[START DATASET ENTRIES]

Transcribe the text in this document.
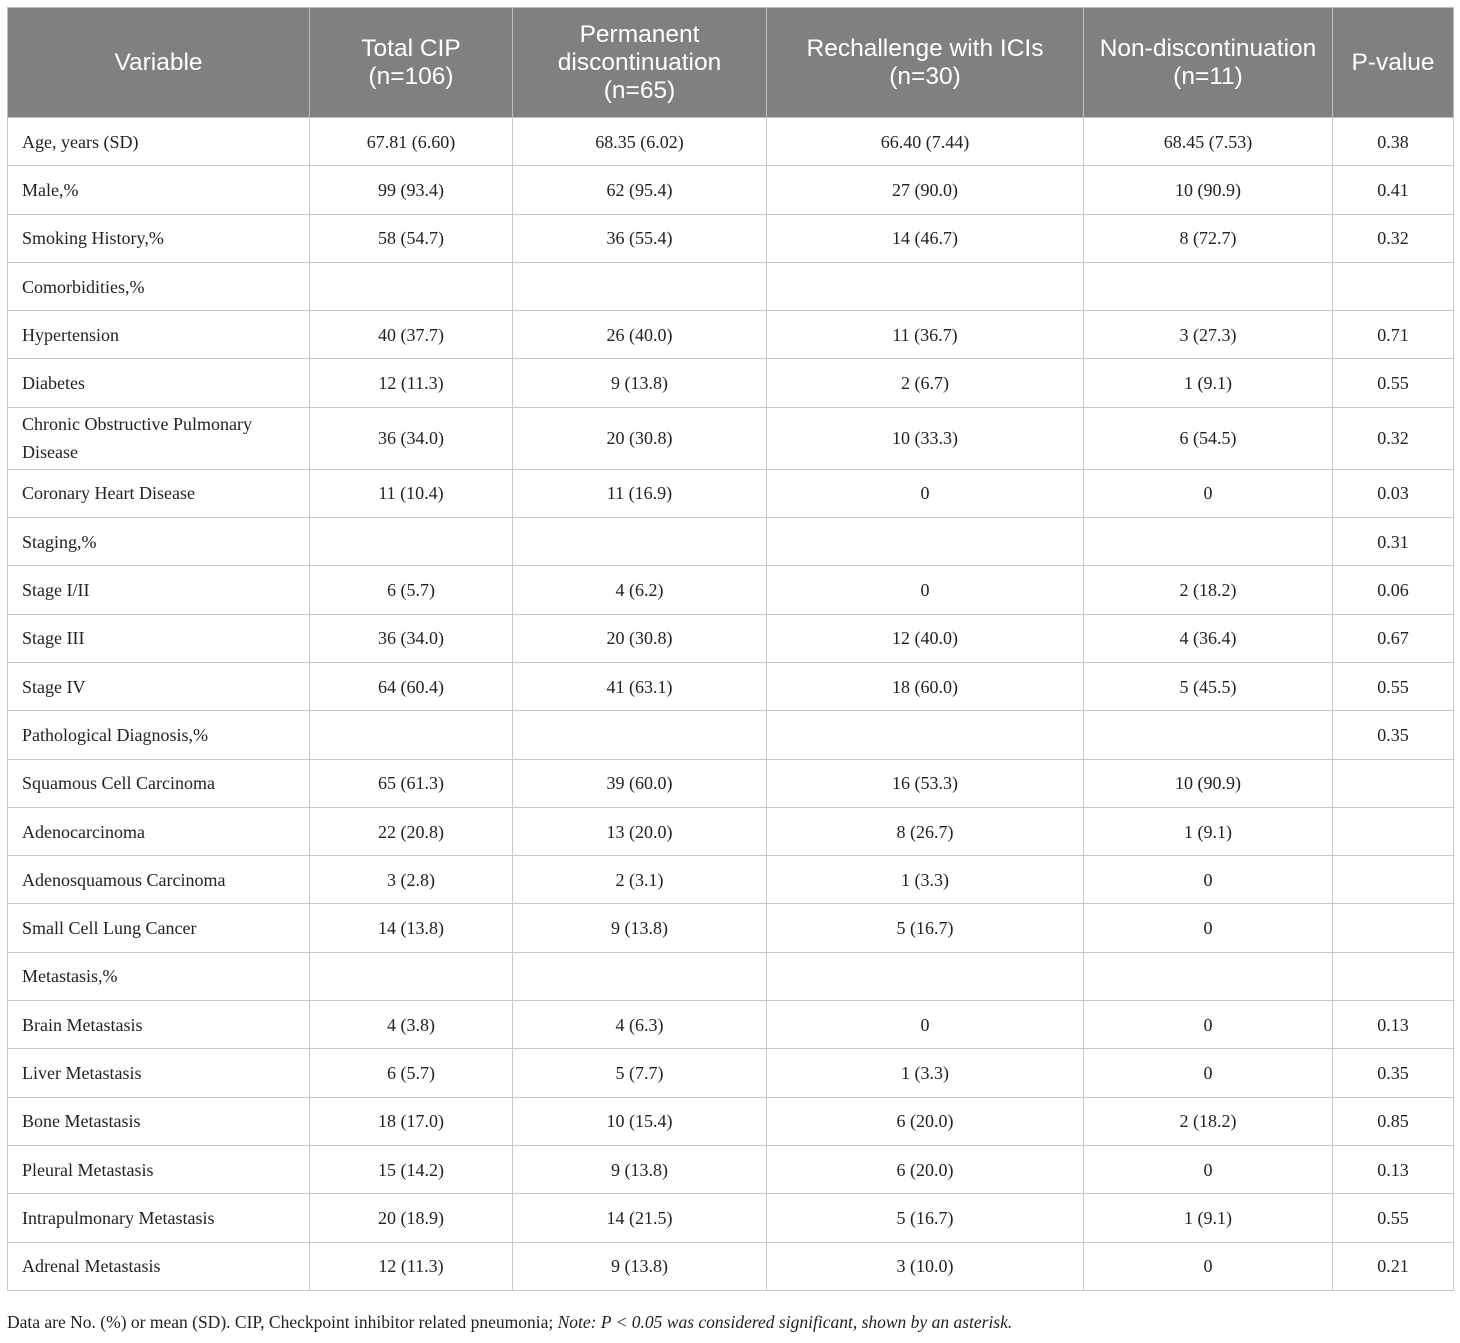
Variable	Total CIP (n=106)	Permanent discontinuation (n=65)	Rechallenge with ICIs (n=30)	Non-discontinuation (n=11)	P-value
Age, years (SD)	67.81 (6.60)	68.35 (6.02)	66.40 (7.44)	68.45 (7.53)	0.38
Male,%	99 (93.4)	62 (95.4)	27 (90.0)	10 (90.9)	0.41
Smoking History,%	58 (54.7)	36 (55.4)	14 (46.7)	8 (72.7)	0.32
Comorbidities,%					
Hypertension	40 (37.7)	26 (40.0)	11 (36.7)	3 (27.3)	0.71
Diabetes	12 (11.3)	9 (13.8)	2 (6.7)	1 (9.1)	0.55
Chronic Obstructive Pulmonary Disease	36 (34.0)	20 (30.8)	10 (33.3)	6 (54.5)	0.32
Coronary Heart Disease	11 (10.4)	11 (16.9)	0	0	0.03
Staging,%					0.31
Stage I/II	6 (5.7)	4 (6.2)	0	2 (18.2)	0.06
Stage III	36 (34.0)	20 (30.8)	12 (40.0)	4 (36.4)	0.67
Stage IV	64 (60.4)	41 (63.1)	18 (60.0)	5 (45.5)	0.55
Pathological Diagnosis,%					0.35
Squamous Cell Carcinoma	65 (61.3)	39 (60.0)	16 (53.3)	10 (90.9)	
Adenocarcinoma	22 (20.8)	13 (20.0)	8 (26.7)	1 (9.1)	
Adenosquamous Carcinoma	3 (2.8)	2 (3.1)	1 (3.3)	0	
Small Cell Lung Cancer	14 (13.8)	9 (13.8)	5 (16.7)	0	
Metastasis,%					
Brain Metastasis	4 (3.8)	4 (6.3)	0	0	0.13
Liver Metastasis	6 (5.7)	5 (7.7)	1 (3.3)	0	0.35
Bone Metastasis	18 (17.0)	10 (15.4)	6 (20.0)	2 (18.2)	0.85
Pleural Metastasis	15 (14.2)	9 (13.8)	6 (20.0)	0	0.13
Intrapulmonary Metastasis	20 (18.9)	14 (21.5)	5 (16.7)	1 (9.1)	0.55
Adrenal Metastasis	12 (11.3)	9 (13.8)	3 (10.0)	0	0.21
Data are No. (%) or mean (SD). CIP, Checkpoint inhibitor related pneumonia; Note: P < 0.05 was considered significant, shown by an asterisk.
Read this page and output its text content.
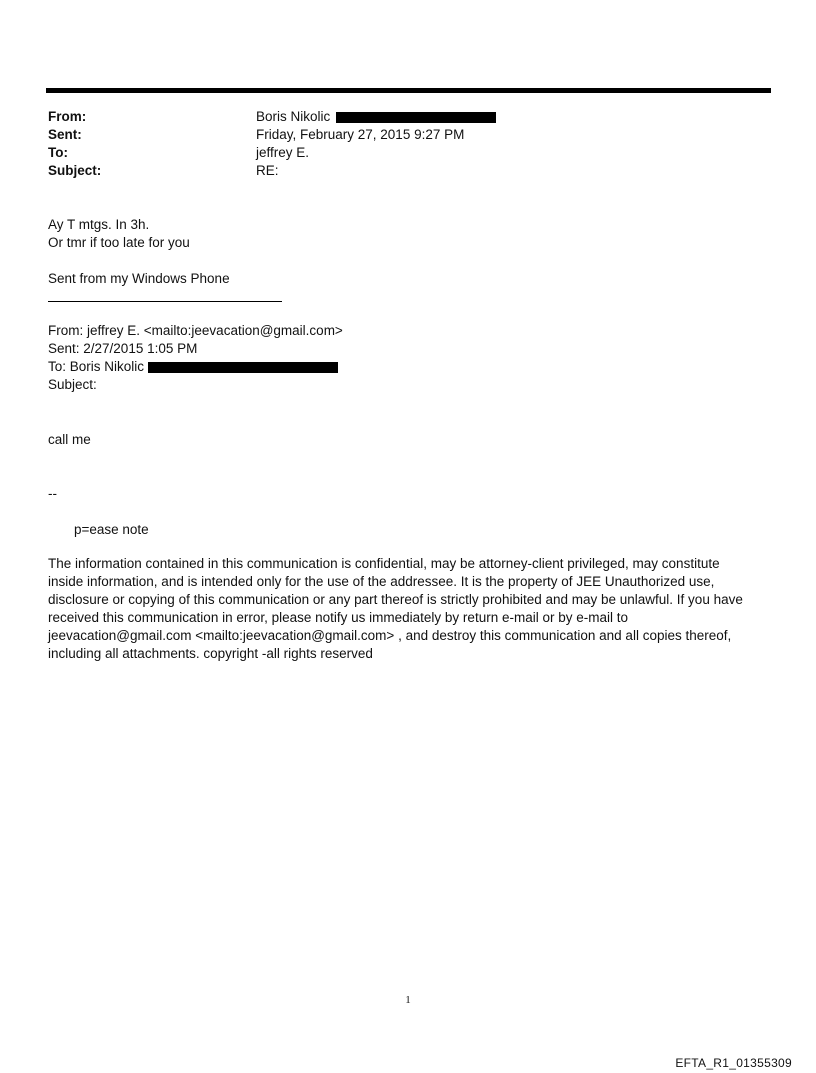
From:	Boris Nikolic
Sent:	Friday, February 27, 2015 9:27 PM
To:	jeffrey E.
Subject:	RE:
Ay T mtgs. In 3h.
Or tmr if too late for you
Sent from my Windows Phone
From: jeffrey E. <mailto:jeevacation@gmail.com>
Sent: 2/27/2015 1:05 PM
To: Boris Nikolic
Subject:
call me
--
p=ease note
The information contained in this communication is confidential, may be attorney-client privileged, may constitute inside information, and is intended only for the use of the addressee. It is the property of JEE Unauthorized use, disclosure or copying of this communication or any part thereof is strictly prohibited and may be unlawful. If you have received this communication in error, please notify us immediately by return e-mail or by e-mail to jeevacation@gmail.com <mailto:jeevacation@gmail.com> , and destroy this communication and all copies thereof, including all attachments. copyright -all rights reserved
1
EFTA_R1_01355309
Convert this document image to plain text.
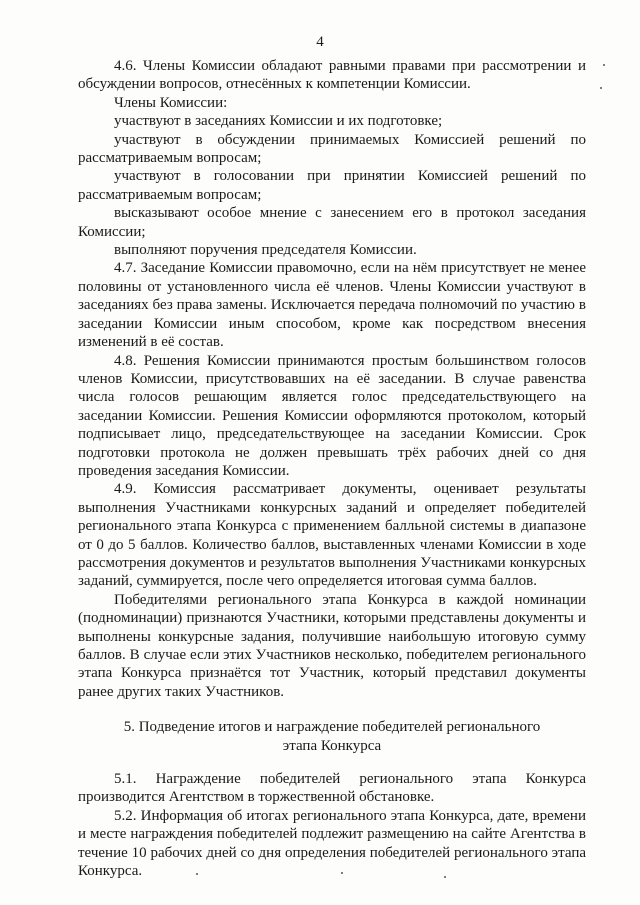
4

4.6. Члены Комиссии обладают равными правами при рассмотрении и обсуждении вопросов, отнесённых к компетенции Комиссии.

Члены Комиссии:

участвуют в заседаниях Комиссии и их подготовке;

участвуют в обсуждении принимаемых Комиссией решений по рассматриваемым вопросам;

участвуют в голосовании при принятии Комиссией решений по рассматриваемым вопросам;

высказывают особое мнение с занесением его в протокол заседания Комиссии;

выполняют поручения председателя Комиссии.

4.7. Заседание Комиссии правомочно, если на нём присутствует не менее половины от установленного числа её членов. Члены Комиссии участвуют в заседаниях без права замены. Исключается передача полномочий по участию в заседании Комиссии иным способом, кроме как посредством внесения изменений в её состав.

4.8. Решения Комиссии принимаются простым большинством голосов членов Комиссии, присутствовавших на её заседании. В случае равенства числа голосов решающим является голос председательствующего на заседании Комиссии. Решения Комиссии оформляются протоколом, который подписывает лицо, председательствующее на заседании Комиссии. Срок подготовки протокола не должен превышать трёх рабочих дней со дня проведения заседания Комиссии.

4.9. Комиссия рассматривает документы, оценивает результаты выполнения Участниками конкурсных заданий и определяет победителей регионального этапа Конкурса с применением балльной системы в диапазоне от 0 до 5 баллов. Количество баллов, выставленных членами Комиссии в ходе рассмотрения документов и результатов выполнения Участниками конкурсных заданий, суммируется, после чего определяется итоговая сумма баллов.

Победителями регионального этапа Конкурса в каждой номинации (подноминации) признаются Участники, которыми представлены документы и выполнены конкурсные задания, получившие наибольшую итоговую сумму баллов. В случае если этих Участников несколько, победителем регионального этапа Конкурса признаётся тот Участник, который представил документы ранее других таких Участников.

5. Подведение итогов и награждение победителей регионального этапа Конкурса

5.1. Награждение победителей регионального этапа Конкурса производится Агентством в торжественной обстановке.

5.2. Информация об итогах регионального этапа Конкурса, дате, времени и месте награждения победителей подлежит размещению на сайте Агентства в течение 10 рабочих дней со дня определения победителей регионального этапа Конкурса.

[END DATASET ENTRIES]

■ EXERCISE PROMPT
Print each line of the material above exactly, with the pictures removed from your copy.

■ EXPECTED ANSWER
Transcribe the text in this document.
Variable	Total CIP (n=106)	Permanent discontinuation (n=65)	Rechallenge with ICIs (n=30)	Non-discontinuation (n=11)	P-value
Age, years (SD)	67.81 (6.60)	68.35 (6.02)	66.40 (7.44)	68.45 (7.53)	0.38
Male,%	99 (93.4)	62 (95.4)	27 (90.0)	10 (90.9)	0.41
Smoking History,%	58 (54.7)	36 (55.4)	14 (46.7)	8 (72.7)	0.32
Comorbidities,%					
Hypertension	40 (37.7)	26 (40.0)	11 (36.7)	3 (27.3)	0.71
Diabetes	12 (11.3)	9 (13.8)	2 (6.7)	1 (9.1)	0.55
Chronic Obstructive Pulmonary Disease	36 (34.0)	20 (30.8)	10 (33.3)	6 (54.5)	0.32
Coronary Heart Disease	11 (10.4)	11 (16.9)	0	0	0.03
Staging,%					0.31
Stage I/II	6 (5.7)	4 (6.2)	0	2 (18.2)	0.06
Stage III	36 (34.0)	20 (30.8)	12 (40.0)	4 (36.4)	0.67
Stage IV	64 (60.4)	41 (63.1)	18 (60.0)	5 (45.5)	0.55
Pathological Diagnosis,%					0.35
Squamous Cell Carcinoma	65 (61.3)	39 (60.0)	16 (53.3)	10 (90.9)	
Adenocarcinoma	22 (20.8)	13 (20.0)	8 (26.7)	1 (9.1)	
Adenosquamous Carcinoma	3 (2.8)	2 (3.1)	1 (3.3)	0	
Small Cell Lung Cancer	14 (13.8)	9 (13.8)	5 (16.7)	0	
Metastasis,%					
Brain Metastasis	4 (3.8)	4 (6.3)	0	0	0.13
Liver Metastasis	6 (5.7)	5 (7.7)	1 (3.3)	0	0.35
Bone Metastasis	18 (17.0)	10 (15.4)	6 (20.0)	2 (18.2)	0.85
Pleural Metastasis	15 (14.2)	9 (13.8)	6 (20.0)	0	0.13
Intrapulmonary Metastasis	20 (18.9)	14 (21.5)	5 (16.7)	1 (9.1)	0.55
Adrenal Metastasis	12 (11.3)	9 (13.8)	3 (10.0)	0	0.21
Data are No. (%) or mean (SD). CIP, Checkpoint inhibitor related pneumonia; Note: P < 0.05 was considered significant, shown by an asterisk.
Read this page and output its text content.
From:	Boris Nikolic
Sent:	Friday, February 27, 2015 9:27 PM
To:	jeffrey E.
Subject:	RE:
Ay T mtgs. In 3h.
Or tmr if too late for you
Sent from my Windows Phone
From: jeffrey E. <mailto:jeevacation@gmail.com>
Sent: 2/27/2015 1:05 PM
To: Boris Nikolic
Subject:
call me
--
p=ease note
The information contained in this communication is confidential, may be attorney-client privileged, may constitute inside information, and is intended only for the use of the addressee. It is the property of JEE Unauthorized use, disclosure or copying of this communication or any part thereof is strictly prohibited and may be unlawful. If you have received this communication in error, please notify us immediately by return e-mail or by e-mail to jeevacation@gmail.com <mailto:jeevacation@gmail.com> , and destroy this communication and all copies thereof, including all attachments. copyright -all rights reserved
1
EFTA_R1_01355309
Convert this document image to plain text.
4

4.6. Члены Комиссии обладают равными правами при рассмотрении и обсуждении вопросов, отнесённых к компетенции Комиссии.

Члены Комиссии:

участвуют в заседаниях Комиссии и их подготовке;

участвуют в обсуждении принимаемых Комиссией решений по рассматриваемым вопросам;

участвуют в голосовании при принятии Комиссией решений по рассматриваемым вопросам;

высказывают особое мнение с занесением его в протокол заседания Комиссии;

выполняют поручения председателя Комиссии.

4.7. Заседание Комиссии правомочно, если на нём присутствует не менее половины от установленного числа её членов. Члены Комиссии участвуют в заседаниях без права замены. Исключается передача полномочий по участию в заседании Комиссии иным способом, кроме как посредством внесения изменений в её состав.

4.8. Решения Комиссии принимаются простым большинством голосов членов Комиссии, присутствовавших на её заседании. В случае равенства числа голосов решающим является голос председательствующего на заседании Комиссии. Решения Комиссии оформляются протоколом, который подписывает лицо, председательствующее на заседании Комиссии. Срок подготовки протокола не должен превышать трёх рабочих дней со дня проведения заседания Комиссии.

4.9. Комиссия рассматривает документы, оценивает результаты выполнения Участниками конкурсных заданий и определяет победителей регионального этапа Конкурса с применением балльной системы в диапазоне от 0 до 5 баллов. Количество баллов, выставленных членами Комиссии в ходе рассмотрения документов и результатов выполнения Участниками конкурсных заданий, суммируется, после чего определяется итоговая сумма баллов.

Победителями регионального этапа Конкурса в каждой номинации (подноминации) признаются Участники, которыми представлены документы и выполнены конкурсные задания, получившие наибольшую итоговую сумму баллов. В случае если этих Участников несколько, победителем регионального этапа Конкурса признаётся тот Участник, который представил документы ранее других таких Участников.

5. Подведение итогов и награждение победителей регионального этапа Конкурса

5.1. Награждение победителей регионального этапа Конкурса производится Агентством в торжественной обстановке.

5.2. Информация об итогах регионального этапа Конкурса, дате, времени и месте награждения победителей подлежит размещению на сайте Агентства в течение 10 рабочих дней со дня определения победителей регионального этапа Конкурса.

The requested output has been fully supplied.